_YOUR OBJECTIVE_
Copy all of the material word for word, except for the pictures.

_SUPPLIED DATA_
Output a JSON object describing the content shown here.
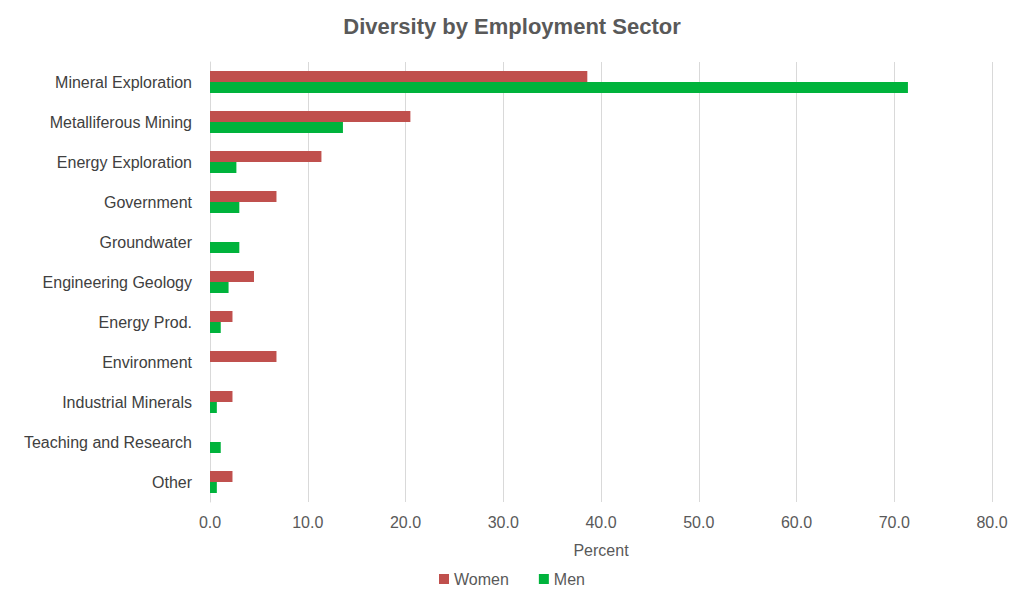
{
  "chart_data": {
    "type": "bar",
    "orientation": "horizontal",
    "title": "Diversity by Employment Sector",
    "x_label": "Percent",
    "categories": [
      "Mineral Exploration",
      "Metalliferous Mining",
      "Energy Exploration",
      "Government",
      "Groundwater",
      "Engineering Geology",
      "Energy Prod.",
      "Environment",
      "Industrial Minerals",
      "Teaching and Research",
      "Other"
    ],
    "series": [
      {
        "name": "Women",
        "color": "#c0504d",
        "values": [
          38.6,
          20.5,
          11.4,
          6.8,
          0,
          4.5,
          2.3,
          6.8,
          2.3,
          0,
          2.3
        ]
      },
      {
        "name": "Men",
        "color": "#00b33c",
        "values": [
          71.4,
          13.6,
          2.7,
          3.0,
          3.0,
          1.9,
          1.1,
          0,
          0.7,
          1.1,
          0.7
        ]
      }
    ],
    "xlim": [
      0,
      80
    ],
    "xticks": [
      {
        "value": 0,
        "label": "0.0"
      },
      {
        "value": 10,
        "label": "10.0"
      },
      {
        "value": 20,
        "label": "20.0"
      },
      {
        "value": 30,
        "label": "30.0"
      },
      {
        "value": 40,
        "label": "40.0"
      },
      {
        "value": 50,
        "label": "50.0"
      },
      {
        "value": 60,
        "label": "60.0"
      },
      {
        "value": 70,
        "label": "70.0"
      },
      {
        "value": 80,
        "label": "80.0"
      }
    ],
    "grid": true,
    "legend": "bottom"
  }
}
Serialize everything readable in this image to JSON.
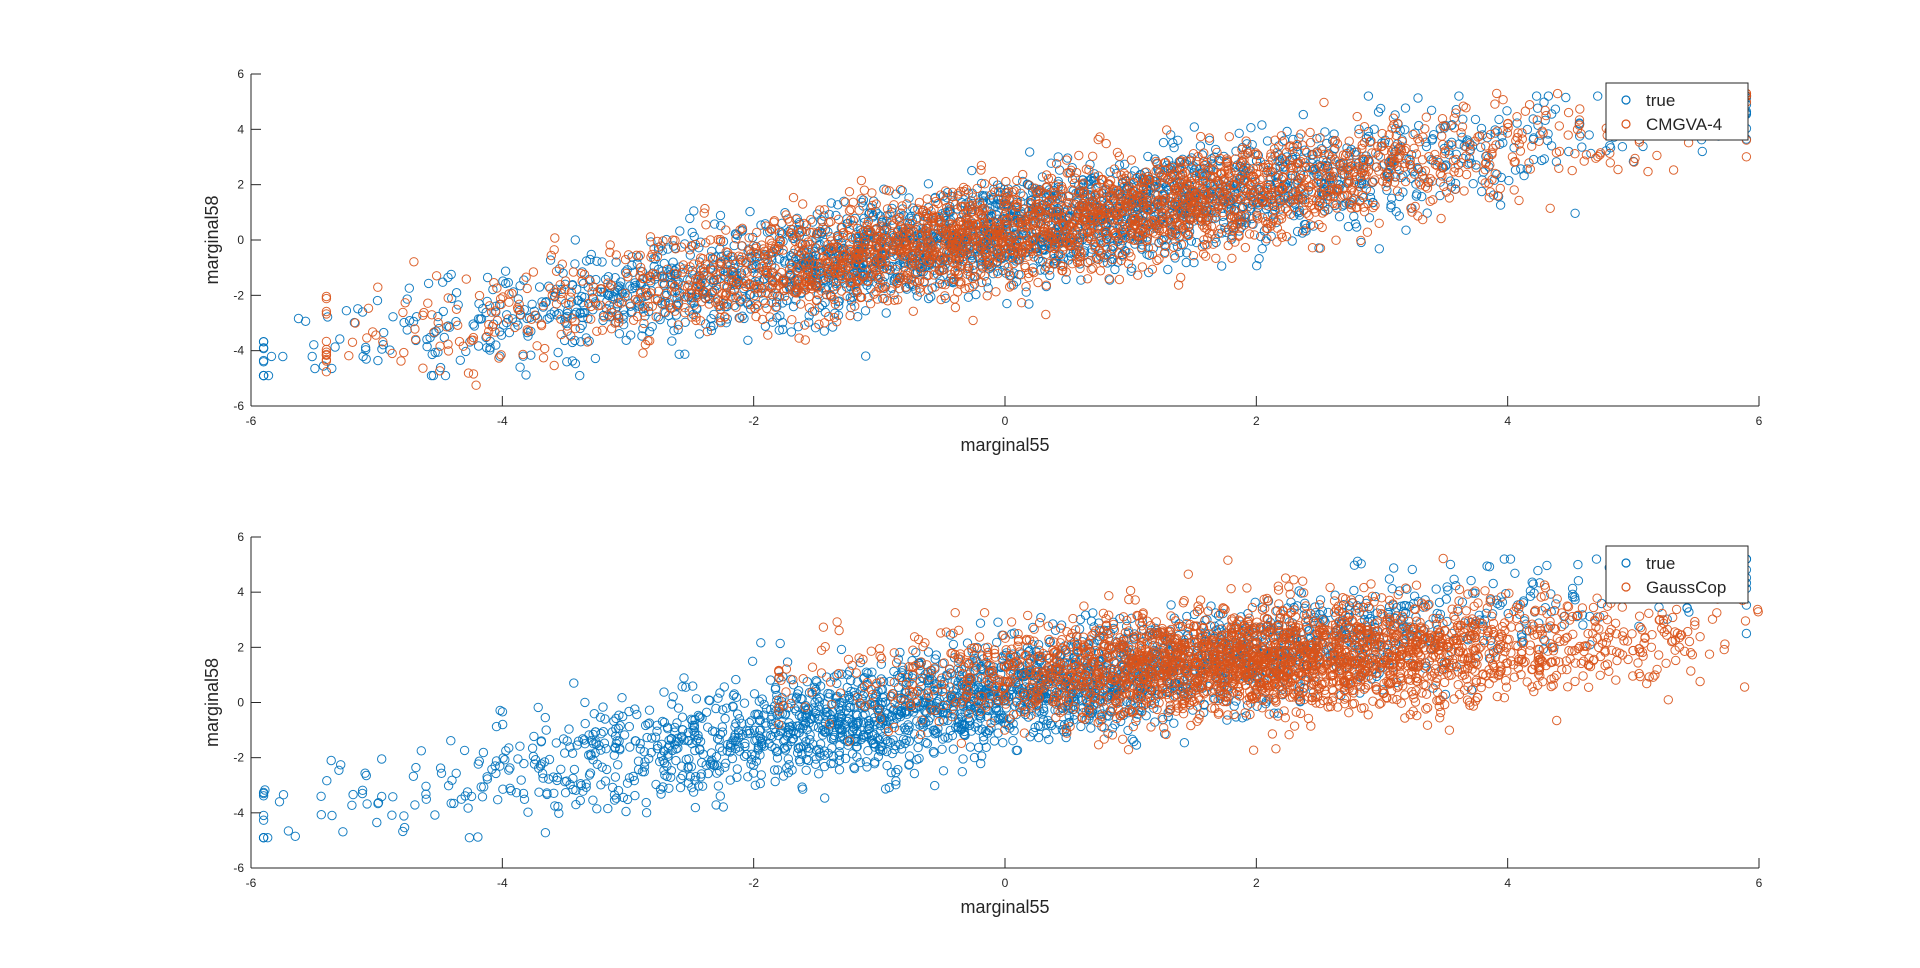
{
  "colors": {
    "true": "#0072BD",
    "model": "#D95319",
    "axis": "#262626",
    "background": "#ffffff"
  },
  "chart_data": [
    {
      "type": "scatter",
      "title": "",
      "xlabel": "marginal55",
      "ylabel": "marginal58",
      "xlim": [
        -6,
        6
      ],
      "ylim": [
        -6,
        6
      ],
      "xticks": [
        "-6",
        "-4",
        "-2",
        "0",
        "2",
        "4",
        "6"
      ],
      "yticks": [
        "-6",
        "-4",
        "-2",
        "0",
        "2",
        "4",
        "6"
      ],
      "grid": false,
      "legend_position": "top-right",
      "series": [
        {
          "name": "true",
          "color": "#0072BD",
          "marker": "open-circle",
          "distribution": {
            "x_range": [
              -5.9,
              5.9
            ],
            "y_range": [
              -4.9,
              5.2
            ],
            "slope": 0.75,
            "intercept": 0.3,
            "points_approx": 20000
          }
        },
        {
          "name": "CMGVA-4",
          "color": "#D95319",
          "marker": "open-circle",
          "distribution": {
            "x_range": [
              -5.4,
              5.9
            ],
            "y_range": [
              -5.6,
              5.3
            ],
            "slope": 0.75,
            "intercept": 0.3,
            "points_approx": 20000
          }
        }
      ]
    },
    {
      "type": "scatter",
      "title": "",
      "xlabel": "marginal55",
      "ylabel": "marginal58",
      "xlim": [
        -6,
        6
      ],
      "ylim": [
        -6,
        6
      ],
      "xticks": [
        "-6",
        "-4",
        "-2",
        "0",
        "2",
        "4",
        "6"
      ],
      "yticks": [
        "-6",
        "-4",
        "-2",
        "0",
        "2",
        "4",
        "6"
      ],
      "grid": false,
      "legend_position": "top-right",
      "series": [
        {
          "name": "true",
          "color": "#0072BD",
          "marker": "open-circle",
          "distribution": {
            "x_range": [
              -5.9,
              5.9
            ],
            "y_range": [
              -4.9,
              5.2
            ],
            "slope": 0.75,
            "intercept": 0.3,
            "points_approx": 20000
          }
        },
        {
          "name": "GaussCop",
          "color": "#D95319",
          "marker": "open-circle",
          "distribution": {
            "x_range": [
              -1.8,
              6.0
            ],
            "y_range": [
              -2.3,
              5.7
            ],
            "slope": 0.25,
            "intercept": 1.0,
            "points_approx": 20000
          }
        }
      ]
    }
  ]
}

_EXERCISE ANSWER_
Output a JSON object describing the content shown here.
{
  "chart_data": {
    "type": "bar",
    "orientation": "horizontal",
    "title": "Diversity by Employment Sector",
    "x_label": "Percent",
    "categories": [
      "Mineral Exploration",
      "Metalliferous Mining",
      "Energy Exploration",
      "Government",
      "Groundwater",
      "Engineering Geology",
      "Energy Prod.",
      "Environment",
      "Industrial Minerals",
      "Teaching and Research",
      "Other"
    ],
    "series": [
      {
        "name": "Women",
        "color": "#c0504d",
        "values": [
          38.6,
          20.5,
          11.4,
          6.8,
          0,
          4.5,
          2.3,
          6.8,
          2.3,
          0,
          2.3
        ]
      },
      {
        "name": "Men",
        "color": "#00b33c",
        "values": [
          71.4,
          13.6,
          2.7,
          3.0,
          3.0,
          1.9,
          1.1,
          0,
          0.7,
          1.1,
          0.7
        ]
      }
    ],
    "xlim": [
      0,
      80
    ],
    "xticks": [
      {
        "value": 0,
        "label": "0.0"
      },
      {
        "value": 10,
        "label": "10.0"
      },
      {
        "value": 20,
        "label": "20.0"
      },
      {
        "value": 30,
        "label": "30.0"
      },
      {
        "value": 40,
        "label": "40.0"
      },
      {
        "value": 50,
        "label": "50.0"
      },
      {
        "value": 60,
        "label": "60.0"
      },
      {
        "value": 70,
        "label": "70.0"
      },
      {
        "value": 80,
        "label": "80.0"
      }
    ],
    "grid": true,
    "legend": "bottom"
  }
}
Serialize everything readable in this image to JSON.
{
  "colors": {
    "true": "#0072BD",
    "model": "#D95319",
    "axis": "#262626",
    "background": "#ffffff"
  },
  "chart_data": [
    {
      "type": "scatter",
      "title": "",
      "xlabel": "marginal55",
      "ylabel": "marginal58",
      "xlim": [
        -6,
        6
      ],
      "ylim": [
        -6,
        6
      ],
      "xticks": [
        "-6",
        "-4",
        "-2",
        "0",
        "2",
        "4",
        "6"
      ],
      "yticks": [
        "-6",
        "-4",
        "-2",
        "0",
        "2",
        "4",
        "6"
      ],
      "grid": false,
      "legend_position": "top-right",
      "series": [
        {
          "name": "true",
          "color": "#0072BD",
          "marker": "open-circle",
          "distribution": {
            "x_range": [
              -5.9,
              5.9
            ],
            "y_range": [
              -4.9,
              5.2
            ],
            "slope": 0.75,
            "intercept": 0.3,
            "points_approx": 20000
          }
        },
        {
          "name": "CMGVA-4",
          "color": "#D95319",
          "marker": "open-circle",
          "distribution": {
            "x_range": [
              -5.4,
              5.9
            ],
            "y_range": [
              -5.6,
              5.3
            ],
            "slope": 0.75,
            "intercept": 0.3,
            "points_approx": 20000
          }
        }
      ]
    },
    {
      "type": "scatter",
      "title": "",
      "xlabel": "marginal55",
      "ylabel": "marginal58",
      "xlim": [
        -6,
        6
      ],
      "ylim": [
        -6,
        6
      ],
      "xticks": [
        "-6",
        "-4",
        "-2",
        "0",
        "2",
        "4",
        "6"
      ],
      "yticks": [
        "-6",
        "-4",
        "-2",
        "0",
        "2",
        "4",
        "6"
      ],
      "grid": false,
      "legend_position": "top-right",
      "series": [
        {
          "name": "true",
          "color": "#0072BD",
          "marker": "open-circle",
          "distribution": {
            "x_range": [
              -5.9,
              5.9
            ],
            "y_range": [
              -4.9,
              5.2
            ],
            "slope": 0.75,
            "intercept": 0.3,
            "points_approx": 20000
          }
        },
        {
          "name": "GaussCop",
          "color": "#D95319",
          "marker": "open-circle",
          "distribution": {
            "x_range": [
              -1.8,
              6.0
            ],
            "y_range": [
              -2.3,
              5.7
            ],
            "slope": 0.25,
            "intercept": 1.0,
            "points_approx": 20000
          }
        }
      ]
    }
  ]
}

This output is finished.